■ DOCUMENT SEGMENT ■
Our favorite books coming out this week include new titles from Tim Seeley, Aaron Campbell, and Jim Terry, Moses Ose Utomi, and Laura Spence-Ash.

Out Beyond the Dust N’ Dark (West of Sundown # 1)

Tim Seeley, Aaron Campbell, and Jim Terry. Vault, $17.99 trade paper (160p) ISBN 978-1-63849-155-2
Western gets weird in this gore-strewn, rollicking adventure set in the 1870s but with a wink toward gothic Victorian horror. Forced back to the land of her birth after her coffins of home soil are destroyed in a fire, vampire Constance der Abend and her mortal companion, former confederate soldier Dooley O’Shaughnessy, return to Sangre de Moro, N.Mex. (“If I do not rest in the soil of my rebirth,” she says, “I will have to feed... more often... and with no concern for whose hot blood pours down my throat!”) There, they encounter a cult led by the sinister Reverend Herzog Jung. Seeley (the Hack/Slash series) and Campbell (the Hellblazer series) spin up a high-speed locomotive of a plot, dense with slasher film and literary references and plot turns, where the fantastic seems utterly logical in a land populated by monsters. Is vampire hunter Dirck actually the “Modern Prometheus” of Mary Shelley? He’s full of stitches and limbs that need to be reattached by albino companion Griffin, who just might be H.G. Wells’s Invisible Man. Terry (Come Home, Indio) lays out suitably eerie settings and elevates the sanguinary mood as Constance and her allies close in on Jung’s fiendish plot. It’s a tawdry monster mash that’s bloody entertaining. (Feb.)

■ Entries from a collection ■

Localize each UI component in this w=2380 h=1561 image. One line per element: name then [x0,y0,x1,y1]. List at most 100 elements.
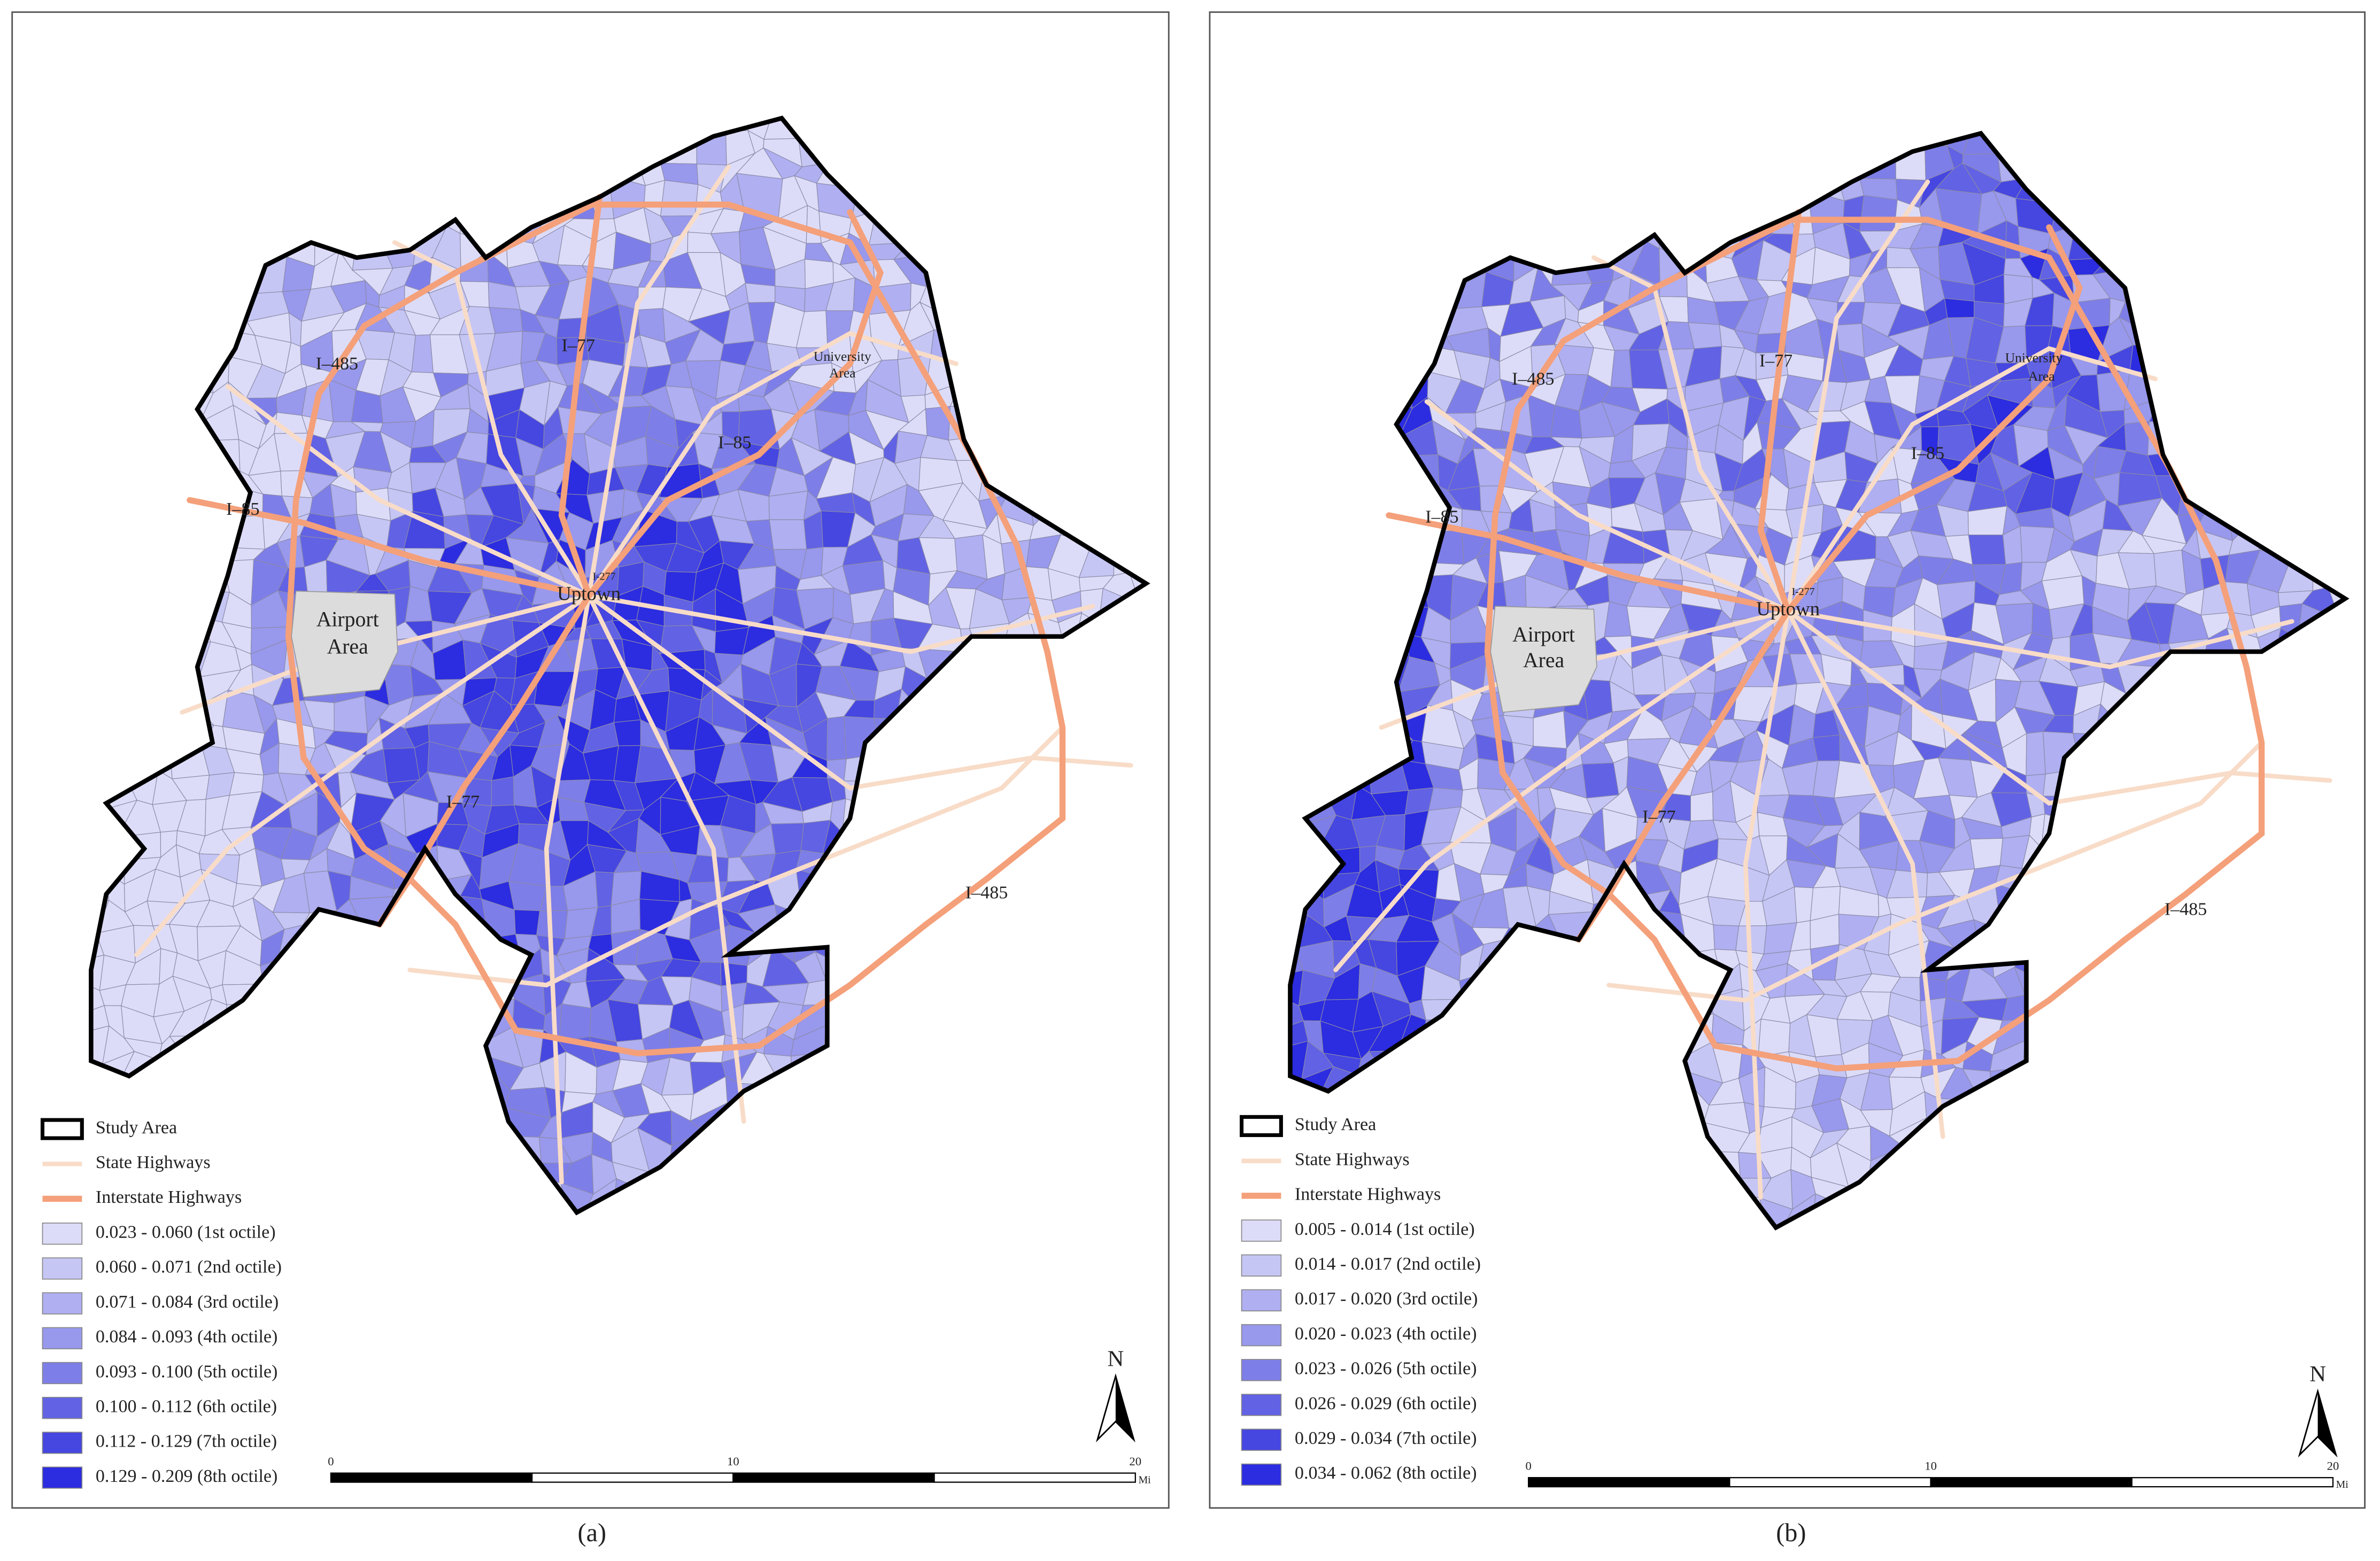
tract [727,1241,754,1258]
tract [1290,549,1308,589]
tract [949,1109,984,1134]
tract [2180,370,2204,415]
tract [481,154,524,185]
tract [559,118,602,140]
tract [1833,1195,1867,1228]
tract [789,1152,833,1195]
tract [2376,737,2380,770]
tract [1549,1123,1585,1150]
tract [636,122,661,164]
tract [1063,1055,1084,1089]
tract [2281,406,2315,441]
tract [983,1130,999,1172]
tract [869,1076,911,1116]
tract [1938,1141,1981,1180]
tract [613,719,641,746]
tract [1297,500,1319,542]
tract [666,1160,692,1199]
tract [1124,896,1146,930]
legend-label: 0.060 - 0.071 (2nd octile) [96,1257,282,1277]
tract [1026,677,1068,706]
tract [1926,1256,1953,1273]
tract [1755,175,1795,208]
tract [1500,1115,1537,1158]
tract [280,1106,314,1146]
tract [768,1207,807,1212]
tract [1331,399,1359,435]
tract [383,1087,414,1109]
tract [2325,710,2345,740]
tract [1679,1224,1721,1228]
tract [1007,957,1035,987]
tract [431,1060,473,1085]
tract [1029,844,1060,889]
tract [1152,129,1194,158]
tract [2091,1048,2126,1083]
tract [2067,823,2108,851]
tract [1554,1172,1587,1212]
tract [894,1232,937,1268]
tract [1072,302,1109,343]
tract [2272,356,2308,389]
tract [1180,1217,1222,1239]
tract [1564,1026,1584,1054]
tract [1290,636,1308,659]
tract [1608,921,1632,940]
tract [2169,1013,2213,1056]
tract [481,207,515,239]
tract [1127,388,1146,410]
tract [2202,1054,2232,1076]
tract [1704,1219,1735,1228]
tract [2092,780,2123,826]
tract [559,133,602,168]
tract [1179,1171,1209,1198]
tract [148,151,184,183]
tract [2117,191,2148,227]
tract [1305,189,1329,231]
panel-frame [1209,11,2366,1509]
tract [2351,603,2380,638]
tract [892,984,921,1009]
tract [2376,977,2380,1007]
tract [2249,1092,2283,1131]
tract [2312,1249,2335,1282]
tract [2177,356,2201,387]
tract [432,155,470,187]
tract [2173,1171,2212,1213]
tract [246,123,292,167]
tract [1294,354,1335,385]
map-label: University [2005,350,2063,366]
tract [91,643,112,682]
map-label: I–85 [1911,443,1944,463]
tract [2306,709,2327,740]
tract [2219,194,2261,229]
tract [2284,1200,2311,1227]
tract [1347,375,1382,400]
tract [1426,133,1457,157]
tract [2323,192,2345,222]
tract [2354,937,2380,981]
tract [1317,499,1357,539]
tract [1346,640,1385,670]
tract [1124,156,1146,191]
tract [1085,1185,1111,1212]
tract [2211,1202,2228,1228]
tract [904,175,937,213]
tract [667,1203,706,1212]
tract [2327,403,2345,425]
tract [1290,394,1294,441]
tract [514,909,540,936]
tract [2270,300,2310,338]
tract [1080,419,1116,452]
tract [1290,475,1307,510]
tract [1533,1209,1557,1228]
tract [1501,964,1536,1007]
tract [2199,1012,2237,1055]
tract [279,208,319,245]
tract [1152,510,1195,544]
tract [1290,1079,1302,1111]
tract [2066,914,2110,943]
tract [288,150,316,192]
tract [173,1049,214,1083]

■ GOALS ■
[1] Rewrite the paragraph of the review that begins "Western gets weird" as a brief bulleted list that keeps its main facts.
[2] Answer these questions from the review:
(a) Which publisher is listed for the book, and at what price?
(b) What destroyed Constance's coffins of home soil?
(c) Who leads the cult that Constance and Dooley encounter?
[3] According to the review, why does Constance need to return to the land of her birth? Answer in one to three sentences.

■ TASK-BY-TASK OUTPUTS ■
[1]
- Genre and setting: a gory, rollicking Western adventure set in the 1870s, with a nod to gothic Victorian horror.
- Premise: after a fire destroys her coffins of home soil, vampire Constance der Abend and her mortal companion, former Confederate soldier Dooley O'Shaughnessy, return to Sangre de Moro, N.Mex.
- Conflict: there they meet a cult led by the sinister Reverend Herzog Jung.
- Writing: Seeley and Campbell build a fast plot packed with slasher film references, literary references and plot turns.
- Characters: vampire hunter Dirck may be Mary Shelley's "Modern Prometheus," and his companion Griffin may be H.G. Wells's Invisible Man.
- Art: Terry provides eerie settings and heightens the bloody mood.
- Verdict: a tawdry monster mash that is bloody entertaining (Feb.).

[2]
(a) Vault, $17.99 trade paper.
(b) A fire.
(c) The Reverend Herzog Jung.

[3] A fire destroyed her coffins of home soil. She says that if she does not rest in the soil of her rebirth, she will have to feed more often and with no concern for whose blood she drinks.